* [TEXT SEGMENT]
Source code in proxystore/stream/interface.py
def __init__(
    self,
    publisher: Publisher,
    stores: Mapping[str | None, Store[Any]],
    *,
    aggregator: Callable[[list[T]], T] | None = None,
    batch_size: int = 1,
    filter_: Filter | None = None,
) -> None:
    self.publisher = publisher
    self._stores = stores
    self._aggregator = aggregator
    self._batch_size = batch_size
    self._filter: Filter = filter_ if filter_ is not None else NullFilter()

    # Mapping between topic and buffers
    self._buffer: dict[str, _TopicBuffer[T]] = defaultdict(
        lambda: _TopicBuffer([], False),
    )

close()

close(
    *,
    topics: Iterable[str] = (),
    publisher: bool = True,
    stores: bool = False
) -> None

Close the producer.

Warning

Objects buffered in an incomplete batch will be lost. Call flush() to ensure that all objects are sent before closing.

Warning

By default, this will close the Publisher interface, but will not close the Store interfaces.

Parameters:

Source code in proxystore/stream/interface.py
def close(
    self,
    *,
    topics: Iterable[str] = (),
    publisher: bool = True,
    stores: bool = False,
) -> None:
    """Close the producer.

    Warning:
        Objects buffered in an incomplete batch will be lost. Call
        [`flush()`][proxystore.stream.interface.StreamProducer] to ensure
        that all objects are sent before closing.

    Warning:
        By default, this will close the
        [`Publisher`][proxystore.stream.protocols.Publisher] interface,
        but will **not** close the [`Store`][proxystore.store.base.Store]
        interfaces.

    Args:
        topics: Topics to send end of stream events to. Equivalent to
            calling [`close_topics()`][proxystore.stream.interface.StreamProducer.close_topics]
            first.
        publisher: Close the
            [`Publisher`][proxystore.stream.protocols.Publisher] interface.
        stores: Close and [unregister][proxystore.store.unregister_store]
            the [`Store`][proxystore.store.base.Store] instances.
    """  # noqa: E501
    self.close_topics(*topics)
    if stores:
        for store in self._stores.values():
            store.close()
            unregister_store(store)
    if publisher:
        self.publisher.close()

close_topics()

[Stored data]

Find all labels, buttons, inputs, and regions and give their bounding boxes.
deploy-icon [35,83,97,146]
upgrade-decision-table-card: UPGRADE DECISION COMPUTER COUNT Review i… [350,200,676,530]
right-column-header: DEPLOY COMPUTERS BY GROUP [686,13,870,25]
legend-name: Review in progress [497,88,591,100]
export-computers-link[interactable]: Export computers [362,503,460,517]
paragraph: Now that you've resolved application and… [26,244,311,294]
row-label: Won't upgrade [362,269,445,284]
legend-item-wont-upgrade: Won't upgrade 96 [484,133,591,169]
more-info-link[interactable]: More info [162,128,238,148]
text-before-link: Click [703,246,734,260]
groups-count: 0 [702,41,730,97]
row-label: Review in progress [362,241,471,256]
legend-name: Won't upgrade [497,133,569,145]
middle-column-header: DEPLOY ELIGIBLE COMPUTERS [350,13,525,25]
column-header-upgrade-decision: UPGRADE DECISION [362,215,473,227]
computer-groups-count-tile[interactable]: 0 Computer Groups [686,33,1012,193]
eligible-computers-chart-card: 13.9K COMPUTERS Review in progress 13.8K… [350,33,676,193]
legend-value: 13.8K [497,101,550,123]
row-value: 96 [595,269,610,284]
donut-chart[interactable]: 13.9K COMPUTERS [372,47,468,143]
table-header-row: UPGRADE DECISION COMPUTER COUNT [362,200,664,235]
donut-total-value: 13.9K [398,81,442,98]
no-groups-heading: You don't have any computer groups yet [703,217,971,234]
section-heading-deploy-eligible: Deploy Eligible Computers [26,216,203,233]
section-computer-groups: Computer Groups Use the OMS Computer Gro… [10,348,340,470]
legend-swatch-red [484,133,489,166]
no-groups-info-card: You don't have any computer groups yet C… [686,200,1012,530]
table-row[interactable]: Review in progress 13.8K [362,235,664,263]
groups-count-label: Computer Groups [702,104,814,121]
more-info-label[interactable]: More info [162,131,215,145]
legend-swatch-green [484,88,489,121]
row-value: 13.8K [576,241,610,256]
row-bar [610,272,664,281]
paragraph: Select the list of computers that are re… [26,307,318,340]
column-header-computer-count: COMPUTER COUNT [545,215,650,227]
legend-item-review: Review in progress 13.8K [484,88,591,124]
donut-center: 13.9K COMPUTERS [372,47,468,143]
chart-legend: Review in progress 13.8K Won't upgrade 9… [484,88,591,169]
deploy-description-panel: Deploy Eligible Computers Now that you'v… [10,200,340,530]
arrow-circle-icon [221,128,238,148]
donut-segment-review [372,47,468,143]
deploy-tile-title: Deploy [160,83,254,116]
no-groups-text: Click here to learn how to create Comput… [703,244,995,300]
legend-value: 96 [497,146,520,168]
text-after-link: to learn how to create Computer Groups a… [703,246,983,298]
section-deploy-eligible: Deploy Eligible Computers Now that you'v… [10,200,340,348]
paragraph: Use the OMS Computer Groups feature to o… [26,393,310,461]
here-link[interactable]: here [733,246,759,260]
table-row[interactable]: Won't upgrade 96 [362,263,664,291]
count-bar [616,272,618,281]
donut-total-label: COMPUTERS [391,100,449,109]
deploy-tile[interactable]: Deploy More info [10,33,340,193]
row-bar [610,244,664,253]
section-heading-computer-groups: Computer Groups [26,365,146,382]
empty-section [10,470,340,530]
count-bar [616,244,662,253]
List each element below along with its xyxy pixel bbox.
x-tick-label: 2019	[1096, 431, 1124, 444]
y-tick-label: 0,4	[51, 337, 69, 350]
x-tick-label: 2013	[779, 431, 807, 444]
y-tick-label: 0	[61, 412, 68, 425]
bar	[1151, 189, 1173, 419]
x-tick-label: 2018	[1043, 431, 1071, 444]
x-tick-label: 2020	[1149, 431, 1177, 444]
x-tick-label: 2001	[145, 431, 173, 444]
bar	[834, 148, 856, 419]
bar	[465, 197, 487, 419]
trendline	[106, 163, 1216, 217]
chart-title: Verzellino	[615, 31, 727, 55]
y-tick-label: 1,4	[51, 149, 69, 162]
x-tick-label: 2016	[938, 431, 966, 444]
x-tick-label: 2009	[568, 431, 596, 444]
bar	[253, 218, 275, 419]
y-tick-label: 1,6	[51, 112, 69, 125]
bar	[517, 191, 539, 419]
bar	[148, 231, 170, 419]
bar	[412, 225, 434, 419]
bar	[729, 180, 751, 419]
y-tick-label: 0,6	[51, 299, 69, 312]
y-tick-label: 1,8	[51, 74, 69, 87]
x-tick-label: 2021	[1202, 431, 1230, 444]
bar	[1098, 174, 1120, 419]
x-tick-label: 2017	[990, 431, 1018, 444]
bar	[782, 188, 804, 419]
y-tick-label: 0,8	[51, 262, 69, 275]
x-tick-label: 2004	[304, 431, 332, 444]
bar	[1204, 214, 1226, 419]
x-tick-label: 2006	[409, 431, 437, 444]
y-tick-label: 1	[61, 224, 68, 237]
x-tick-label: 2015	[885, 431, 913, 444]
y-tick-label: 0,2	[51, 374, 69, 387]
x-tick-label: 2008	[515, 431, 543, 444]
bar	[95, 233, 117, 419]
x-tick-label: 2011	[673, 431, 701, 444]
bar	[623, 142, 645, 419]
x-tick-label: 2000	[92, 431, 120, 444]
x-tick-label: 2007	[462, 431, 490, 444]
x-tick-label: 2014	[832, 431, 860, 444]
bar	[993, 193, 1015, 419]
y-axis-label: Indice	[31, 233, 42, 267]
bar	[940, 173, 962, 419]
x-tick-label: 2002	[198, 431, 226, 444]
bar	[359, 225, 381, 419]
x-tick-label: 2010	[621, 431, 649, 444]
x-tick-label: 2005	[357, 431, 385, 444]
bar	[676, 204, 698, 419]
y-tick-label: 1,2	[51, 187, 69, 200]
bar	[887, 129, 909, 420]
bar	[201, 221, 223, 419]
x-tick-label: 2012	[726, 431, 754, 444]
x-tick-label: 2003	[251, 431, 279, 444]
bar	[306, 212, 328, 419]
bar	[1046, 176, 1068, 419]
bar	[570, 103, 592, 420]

* [TO BE DONE]
**1.** Answer these questions about the stream producer source code:
(a) What default value does `batch_size` take in `__init__`?
(b) What happens to objects buffered in an incomplete batch when the producer is closed?
(c) What is the default value of the `stores` argument to `close()`?
**2.** According to the stream producer source code, why should `flush()` be called before `close()`? Explain in one to three sentences.
**3.** Carry on the stream producer source code documentation from its last line.

* [ANSWERS TO THE EXERCISES]
**1.**
(a) 1
(b) They are lost.
(c) False

**2.** Closing the producer loses any objects still buffered in an incomplete batch. Calling `flush()` first ensures that all objects are sent before the producer closes.

**3.**
close_topics(*topics: str) -> None

Send publish an end of stream event to each topic.

A StreamConsumer will raise a StopIteration exception when an end of stream event is received. The end of stream event is still ordered, however, so all prior sent events will be consumed first before the end of stream event is propagated.

Note

This will flush the topic buffer.

Parameters:

  • topics (str, default: () ) –

    Topics to send end of stream events to.

Source code in proxystore/stream/interface.py
def close_topics(self, *topics: str) -> None:
    """Send publish an end of stream event to each topic.

    A [`StreamConsumer`][proxystore.stream.interface.StreamConsumer]
    will raise a [`StopIteration`][StopIteration] exception when an
    end of stream event is received. The end of stream event is still
    ordered, however, so all prior sent events will be consumed first
    before the end of stream event is propagated.

    Note:
        This will flush the topic buffer.

    Args:
        topics: Topics to send end of stream events to.
    """
    for topic in topics:
        self._buffer[topic].closed = True
        self.flush_topic(topic)

flush()

flush() -> None

Flush batch buffers for all topics.

Source code in proxystore/stream/interface.py
def flush(self) -> None:
    """Flush batch buffers for all topics."""
    for topic in self._buffer:
        self.flush_topic(topic)

flush_topic()

flush_topic(topic: str) -> None

Flush the batch buffer for a topic.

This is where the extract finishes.